## PROVIDED INFORMATION
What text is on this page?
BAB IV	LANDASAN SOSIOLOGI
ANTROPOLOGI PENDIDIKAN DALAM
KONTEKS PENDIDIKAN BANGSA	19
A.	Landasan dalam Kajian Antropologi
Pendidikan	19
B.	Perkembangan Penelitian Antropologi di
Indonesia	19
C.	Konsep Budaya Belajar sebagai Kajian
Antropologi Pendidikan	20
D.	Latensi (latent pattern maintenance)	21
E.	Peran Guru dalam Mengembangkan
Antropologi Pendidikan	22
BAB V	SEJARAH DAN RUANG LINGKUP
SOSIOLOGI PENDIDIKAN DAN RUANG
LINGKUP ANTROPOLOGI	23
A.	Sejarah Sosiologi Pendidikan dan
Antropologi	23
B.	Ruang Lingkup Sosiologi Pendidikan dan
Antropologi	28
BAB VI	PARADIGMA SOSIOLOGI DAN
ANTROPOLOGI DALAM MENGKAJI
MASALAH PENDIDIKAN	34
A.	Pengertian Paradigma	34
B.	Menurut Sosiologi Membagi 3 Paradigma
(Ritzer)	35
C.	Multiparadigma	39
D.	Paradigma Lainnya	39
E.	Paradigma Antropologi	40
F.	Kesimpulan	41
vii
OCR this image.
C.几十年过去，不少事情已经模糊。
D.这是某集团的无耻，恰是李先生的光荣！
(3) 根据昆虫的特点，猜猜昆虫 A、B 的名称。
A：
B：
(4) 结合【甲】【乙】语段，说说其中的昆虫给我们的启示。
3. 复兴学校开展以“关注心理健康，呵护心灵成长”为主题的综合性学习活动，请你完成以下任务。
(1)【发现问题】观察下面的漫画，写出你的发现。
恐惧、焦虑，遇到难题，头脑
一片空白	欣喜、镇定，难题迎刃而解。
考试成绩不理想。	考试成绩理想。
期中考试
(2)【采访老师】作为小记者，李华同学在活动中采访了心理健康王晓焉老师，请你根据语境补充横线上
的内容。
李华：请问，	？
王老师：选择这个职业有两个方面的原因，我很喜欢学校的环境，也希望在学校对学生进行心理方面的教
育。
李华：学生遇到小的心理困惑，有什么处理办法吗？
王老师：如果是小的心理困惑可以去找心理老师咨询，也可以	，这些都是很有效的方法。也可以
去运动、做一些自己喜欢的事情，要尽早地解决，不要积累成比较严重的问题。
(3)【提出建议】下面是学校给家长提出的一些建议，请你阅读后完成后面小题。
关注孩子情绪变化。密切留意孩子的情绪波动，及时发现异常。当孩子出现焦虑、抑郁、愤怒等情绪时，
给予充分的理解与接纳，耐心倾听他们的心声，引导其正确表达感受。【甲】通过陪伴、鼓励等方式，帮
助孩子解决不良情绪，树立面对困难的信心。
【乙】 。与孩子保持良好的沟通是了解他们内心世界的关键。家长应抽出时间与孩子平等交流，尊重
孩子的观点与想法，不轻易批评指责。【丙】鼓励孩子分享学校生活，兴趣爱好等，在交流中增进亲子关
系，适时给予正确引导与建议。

## GIVEN TASK
The entries above must be returned in full, exactly as shown.

## TASK ANSWER
What text is on this page?
BAB IV	LANDASAN SOSIOLOGI
ANTROPOLOGI PENDIDIKAN DALAM
KONTEKS PENDIDIKAN BANGSA	19
A.	Landasan dalam Kajian Antropologi
Pendidikan	19
B.	Perkembangan Penelitian Antropologi di
Indonesia	19
C.	Konsep Budaya Belajar sebagai Kajian
Antropologi Pendidikan	20
D.	Latensi (latent pattern maintenance)	21
E.	Peran Guru dalam Mengembangkan
Antropologi Pendidikan	22
BAB V	SEJARAH DAN RUANG LINGKUP
SOSIOLOGI PENDIDIKAN DAN RUANG
LINGKUP ANTROPOLOGI	23
A.	Sejarah Sosiologi Pendidikan dan
Antropologi	23
B.	Ruang Lingkup Sosiologi Pendidikan dan
Antropologi	28
BAB VI	PARADIGMA SOSIOLOGI DAN
ANTROPOLOGI DALAM MENGKAJI
MASALAH PENDIDIKAN	34
A.	Pengertian Paradigma	34
B.	Menurut Sosiologi Membagi 3 Paradigma
(Ritzer)	35
C.	Multiparadigma	39
D.	Paradigma Lainnya	39
E.	Paradigma Antropologi	40
F.	Kesimpulan	41
vii
OCR this image.
C.几十年过去，不少事情已经模糊。
D.这是某集团的无耻，恰是李先生的光荣！
(3) 根据昆虫的特点，猜猜昆虫 A、B 的名称。
A：
B：
(4) 结合【甲】【乙】语段，说说其中的昆虫给我们的启示。
3. 复兴学校开展以“关注心理健康，呵护心灵成长”为主题的综合性学习活动，请你完成以下任务。
(1)【发现问题】观察下面的漫画，写出你的发现。
恐惧、焦虑，遇到难题，头脑
一片空白	欣喜、镇定，难题迎刃而解。
考试成绩不理想。	考试成绩理想。
期中考试
(2)【采访老师】作为小记者，李华同学在活动中采访了心理健康王晓焉老师，请你根据语境补充横线上
的内容。
李华：请问，	？
王老师：选择这个职业有两个方面的原因，我很喜欢学校的环境，也希望在学校对学生进行心理方面的教
育。
李华：学生遇到小的心理困惑，有什么处理办法吗？
王老师：如果是小的心理困惑可以去找心理老师咨询，也可以	，这些都是很有效的方法。也可以
去运动、做一些自己喜欢的事情，要尽早地解决，不要积累成比较严重的问题。
(3)【提出建议】下面是学校给家长提出的一些建议，请你阅读后完成后面小题。
关注孩子情绪变化。密切留意孩子的情绪波动，及时发现异常。当孩子出现焦虑、抑郁、愤怒等情绪时，
给予充分的理解与接纳，耐心倾听他们的心声，引导其正确表达感受。【甲】通过陪伴、鼓励等方式，帮
助孩子解决不良情绪，树立面对困难的信心。
【乙】 。与孩子保持良好的沟通是了解他们内心世界的关键。家长应抽出时间与孩子平等交流，尊重
孩子的观点与想法，不轻易批评指责。【丙】鼓励孩子分享学校生活，兴趣爱好等，在交流中增进亲子关
系，适时给予正确引导与建议。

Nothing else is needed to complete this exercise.